**GIVEN TASK:**
Extract each line of the material that follows exactly and omit its pictures.

[Stored records]
------------------------------
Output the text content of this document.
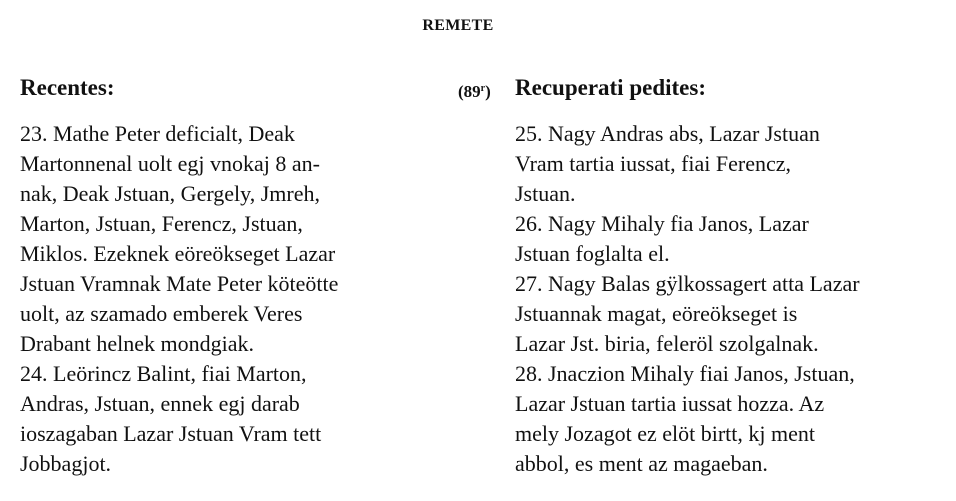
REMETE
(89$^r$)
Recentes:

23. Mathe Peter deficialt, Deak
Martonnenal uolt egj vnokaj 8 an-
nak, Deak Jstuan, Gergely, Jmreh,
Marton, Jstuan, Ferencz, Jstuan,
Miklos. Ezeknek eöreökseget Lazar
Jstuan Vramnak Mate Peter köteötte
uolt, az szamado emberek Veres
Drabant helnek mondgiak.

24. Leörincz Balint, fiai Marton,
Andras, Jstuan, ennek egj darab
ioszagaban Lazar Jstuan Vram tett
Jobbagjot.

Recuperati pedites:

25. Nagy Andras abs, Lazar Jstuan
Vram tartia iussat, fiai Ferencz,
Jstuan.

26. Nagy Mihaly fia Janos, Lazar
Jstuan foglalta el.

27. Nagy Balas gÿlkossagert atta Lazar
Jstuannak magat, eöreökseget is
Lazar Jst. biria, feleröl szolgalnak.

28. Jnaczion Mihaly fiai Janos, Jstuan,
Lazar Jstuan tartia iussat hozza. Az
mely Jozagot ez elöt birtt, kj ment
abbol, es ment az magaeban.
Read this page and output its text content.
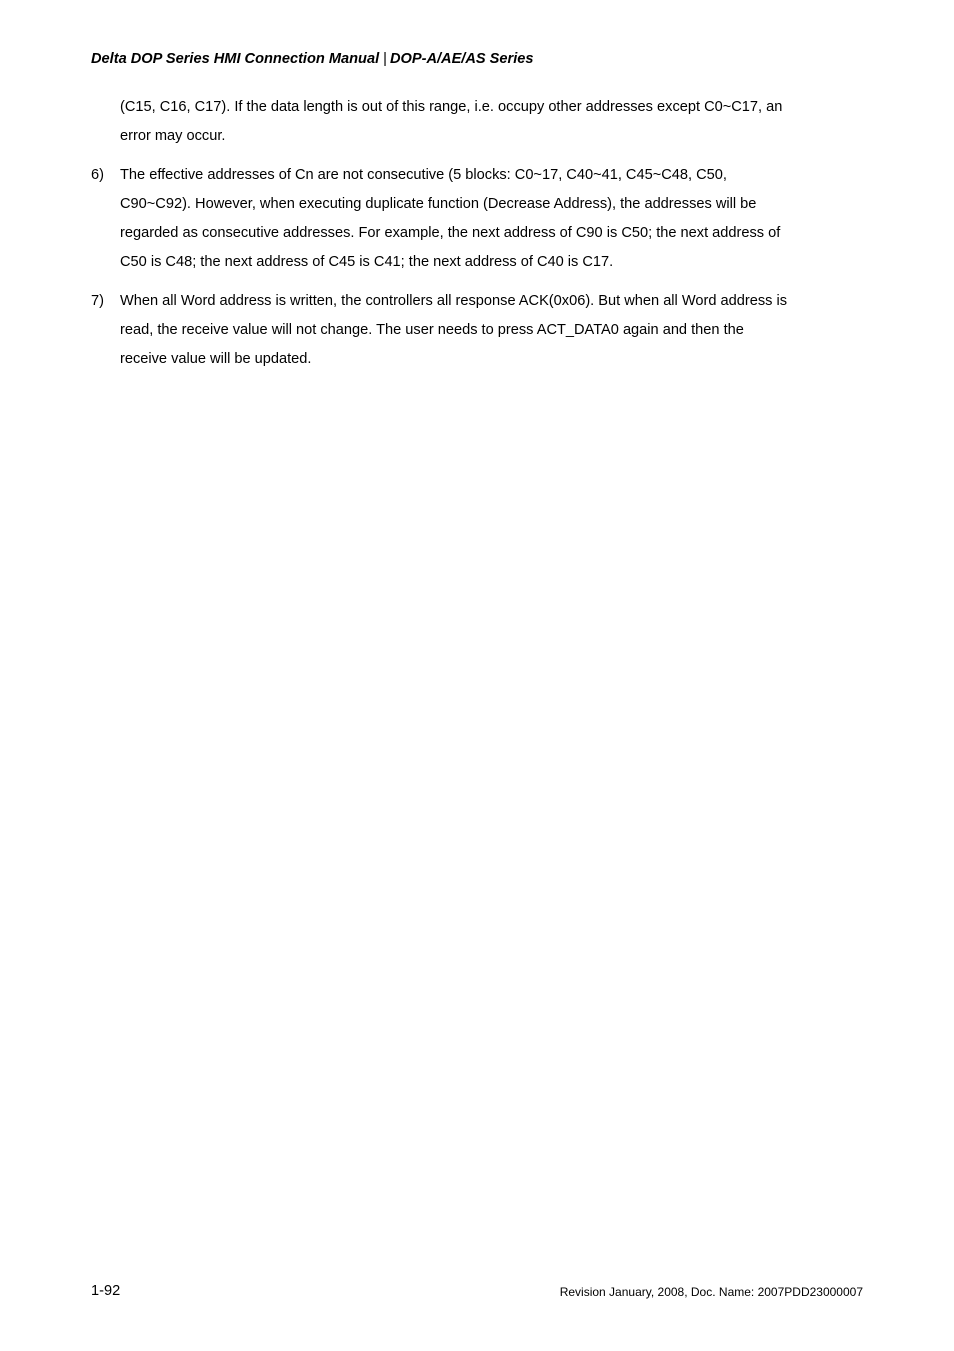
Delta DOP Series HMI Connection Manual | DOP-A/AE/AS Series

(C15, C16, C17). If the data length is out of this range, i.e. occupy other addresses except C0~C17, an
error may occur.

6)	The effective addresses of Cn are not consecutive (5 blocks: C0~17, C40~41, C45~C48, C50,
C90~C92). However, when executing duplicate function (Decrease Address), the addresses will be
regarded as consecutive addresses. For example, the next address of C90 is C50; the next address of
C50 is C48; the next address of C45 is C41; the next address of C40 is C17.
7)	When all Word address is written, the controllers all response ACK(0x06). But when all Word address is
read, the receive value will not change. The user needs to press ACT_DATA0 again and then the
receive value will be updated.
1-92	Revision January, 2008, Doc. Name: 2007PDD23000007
------------------------------
**OUTPUT FOR THIS TASK:**
Output the text content of this document.
REMETE
(89$^r$)
Recentes:

23. Mathe Peter deficialt, Deak
Martonnenal uolt egj vnokaj 8 an-
nak, Deak Jstuan, Gergely, Jmreh,
Marton, Jstuan, Ferencz, Jstuan,
Miklos. Ezeknek eöreökseget Lazar
Jstuan Vramnak Mate Peter köteötte
uolt, az szamado emberek Veres
Drabant helnek mondgiak.

24. Leörincz Balint, fiai Marton,
Andras, Jstuan, ennek egj darab
ioszagaban Lazar Jstuan Vram tett
Jobbagjot.

Recuperati pedites:

25. Nagy Andras abs, Lazar Jstuan
Vram tartia iussat, fiai Ferencz,
Jstuan.

26. Nagy Mihaly fia Janos, Lazar
Jstuan foglalta el.

27. Nagy Balas gÿlkossagert atta Lazar
Jstuannak magat, eöreökseget is
Lazar Jst. biria, feleröl szolgalnak.

28. Jnaczion Mihaly fiai Janos, Jstuan,
Lazar Jstuan tartia iussat hozza. Az
mely Jozagot ez elöt birtt, kj ment
abbol, es ment az magaeban.
Read this page and output its text content.
Delta DOP Series HMI Connection Manual | DOP-A/AE/AS Series

(C15, C16, C17). If the data length is out of this range, i.e. occupy other addresses except C0~C17, an
error may occur.

6)	The effective addresses of Cn are not consecutive (5 blocks: C0~17, C40~41, C45~C48, C50,
C90~C92). However, when executing duplicate function (Decrease Address), the addresses will be
regarded as consecutive addresses. For example, the next address of C90 is C50; the next address of
C50 is C48; the next address of C45 is C41; the next address of C40 is C17.
7)	When all Word address is written, the controllers all response ACK(0x06). But when all Word address is
read, the receive value will not change. The user needs to press ACT_DATA0 again and then the
receive value will be updated.
1-92	Revision January, 2008, Doc. Name: 2007PDD23000007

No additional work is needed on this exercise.